** Your instructions **
Quote all lines below exactly. Images stay out.

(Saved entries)
[start]

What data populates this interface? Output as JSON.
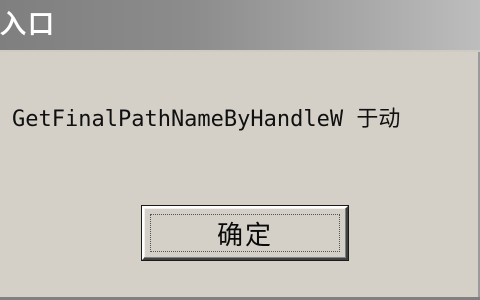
{
  "window": {
    "title": "入口"
  },
  "dialog": {
    "message": "GetFinalPathNameByHandleW 于动",
    "ok_label": "确定"
  },
  "colors": {
    "titlebar_start": "#7f7f7f",
    "titlebar_end": "#bdbdbd",
    "dialog_face": "#d4d0c8",
    "text": "#101010"
  }
}
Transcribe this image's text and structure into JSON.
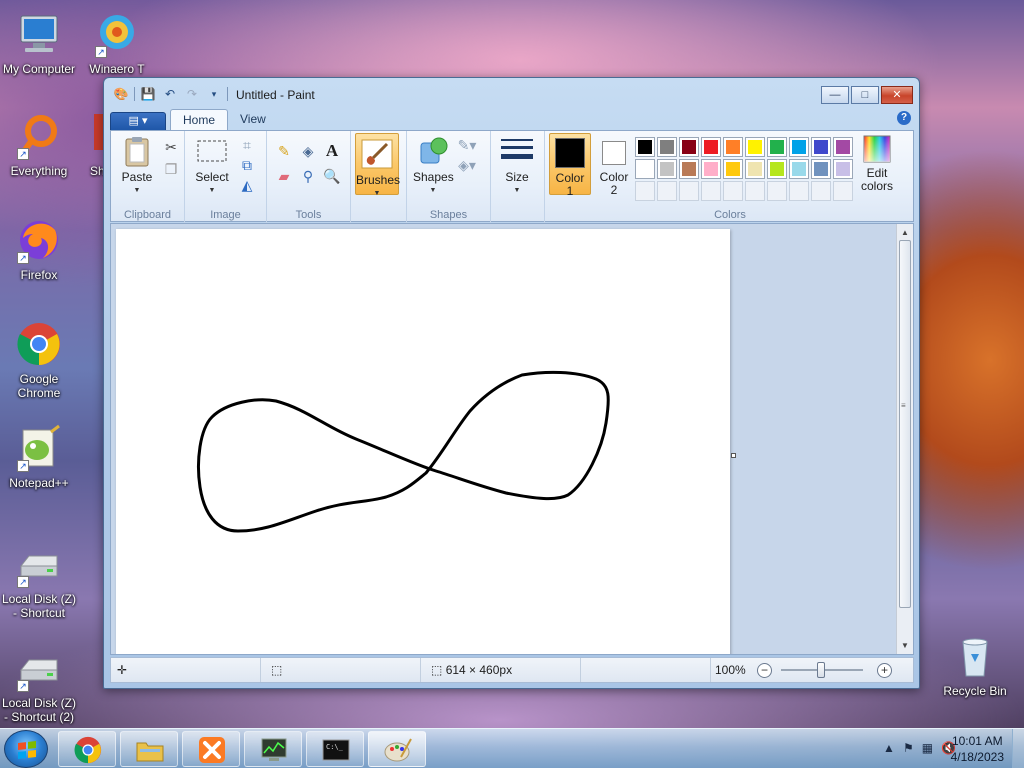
{
  "desktop": {
    "icons": [
      {
        "label": "My Computer"
      },
      {
        "label": "Winaero T"
      },
      {
        "label": "Everything"
      },
      {
        "label": "Sh"
      },
      {
        "label": "Firefox"
      },
      {
        "label": "Google Chrome"
      },
      {
        "label": "Notepad++"
      },
      {
        "label": "Local Disk (Z) - Shortcut"
      },
      {
        "label": "Local Disk (Z) - Shortcut (2)"
      },
      {
        "label": "Recycle Bin"
      }
    ]
  },
  "window": {
    "title": "Untitled - Paint",
    "buttons": {
      "minimize": "—",
      "maximize": "□",
      "close": "✕"
    }
  },
  "ribbon": {
    "file_tab": "▤ ▾",
    "tabs": [
      {
        "label": "Home"
      },
      {
        "label": "View"
      }
    ],
    "groups": {
      "clipboard": {
        "label": "Clipboard",
        "paste": "Paste"
      },
      "image": {
        "label": "Image",
        "select": "Select"
      },
      "tools": {
        "label": "Tools"
      },
      "brushes": {
        "label": "Brushes"
      },
      "shapes": {
        "label": "Shapes",
        "shapes_btn": "Shapes"
      },
      "size": {
        "label": "Size"
      },
      "colors": {
        "label": "Colors",
        "color1": "Color 1",
        "color2": "Color 2",
        "edit_colors": "Edit colors",
        "color1_value": "#000000",
        "color2_value": "#ffffff",
        "palette_row1": [
          "#000000",
          "#7f7f7f",
          "#880015",
          "#ed1c24",
          "#ff7f27",
          "#fff200",
          "#22b14c",
          "#00a2e8",
          "#3f48cc",
          "#a349a4"
        ],
        "palette_row2": [
          "#ffffff",
          "#c3c3c3",
          "#b97a57",
          "#ffaec9",
          "#ffc90e",
          "#efe4b0",
          "#b5e61d",
          "#99d9ea",
          "#7092be",
          "#c8bfe7"
        ]
      }
    }
  },
  "canvas": {
    "stroke_color": "#000000"
  },
  "statusbar": {
    "dimensions": "614 × 460px",
    "zoom": "100%"
  },
  "taskbar": {
    "time": "10:01 AM",
    "date": "4/18/2023"
  }
}
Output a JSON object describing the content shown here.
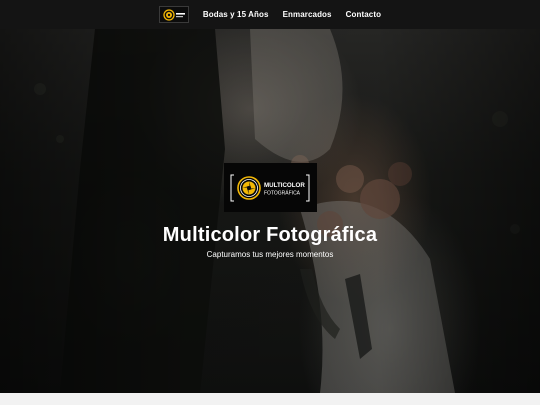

[end]

** Finished task **
What data populates this interface? Output as JSON.
{
  "window": {
    "title": "入口"
  },
  "dialog": {
    "message": "GetFinalPathNameByHandleW 于动",
    "ok_label": "确定"
  },
  "colors": {
    "titlebar_start": "#7f7f7f",
    "titlebar_end": "#bdbdbd",
    "dialog_face": "#d4d0c8",
    "text": "#101010"
  }
}
Transcribe this image's text and structure into JSON.
{
  "desktop": {
    "icons": [
      {
        "label": "My Computer"
      },
      {
        "label": "Winaero T"
      },
      {
        "label": "Everything"
      },
      {
        "label": "Sh"
      },
      {
        "label": "Firefox"
      },
      {
        "label": "Google Chrome"
      },
      {
        "label": "Notepad++"
      },
      {
        "label": "Local Disk (Z) - Shortcut"
      },
      {
        "label": "Local Disk (Z) - Shortcut (2)"
      },
      {
        "label": "Recycle Bin"
      }
    ]
  },
  "window": {
    "title": "Untitled - Paint",
    "buttons": {
      "minimize": "—",
      "maximize": "□",
      "close": "✕"
    }
  },
  "ribbon": {
    "file_tab": "▤ ▾",
    "tabs": [
      {
        "label": "Home"
      },
      {
        "label": "View"
      }
    ],
    "groups": {
      "clipboard": {
        "label": "Clipboard",
        "paste": "Paste"
      },
      "image": {
        "label": "Image",
        "select": "Select"
      },
      "tools": {
        "label": "Tools"
      },
      "brushes": {
        "label": "Brushes"
      },
      "shapes": {
        "label": "Shapes",
        "shapes_btn": "Shapes"
      },
      "size": {
        "label": "Size"
      },
      "colors": {
        "label": "Colors",
        "color1": "Color 1",
        "color2": "Color 2",
        "edit_colors": "Edit colors",
        "color1_value": "#000000",
        "color2_value": "#ffffff",
        "palette_row1": [
          "#000000",
          "#7f7f7f",
          "#880015",
          "#ed1c24",
          "#ff7f27",
          "#fff200",
          "#22b14c",
          "#00a2e8",
          "#3f48cc",
          "#a349a4"
        ],
        "palette_row2": [
          "#ffffff",
          "#c3c3c3",
          "#b97a57",
          "#ffaec9",
          "#ffc90e",
          "#efe4b0",
          "#b5e61d",
          "#99d9ea",
          "#7092be",
          "#c8bfe7"
        ]
      }
    }
  },
  "canvas": {
    "stroke_color": "#000000"
  },
  "statusbar": {
    "dimensions": "614 × 460px",
    "zoom": "100%"
  },
  "taskbar": {
    "time": "10:01 AM",
    "date": "4/18/2023"
  }
}
Output a JSON object describing the content shown here.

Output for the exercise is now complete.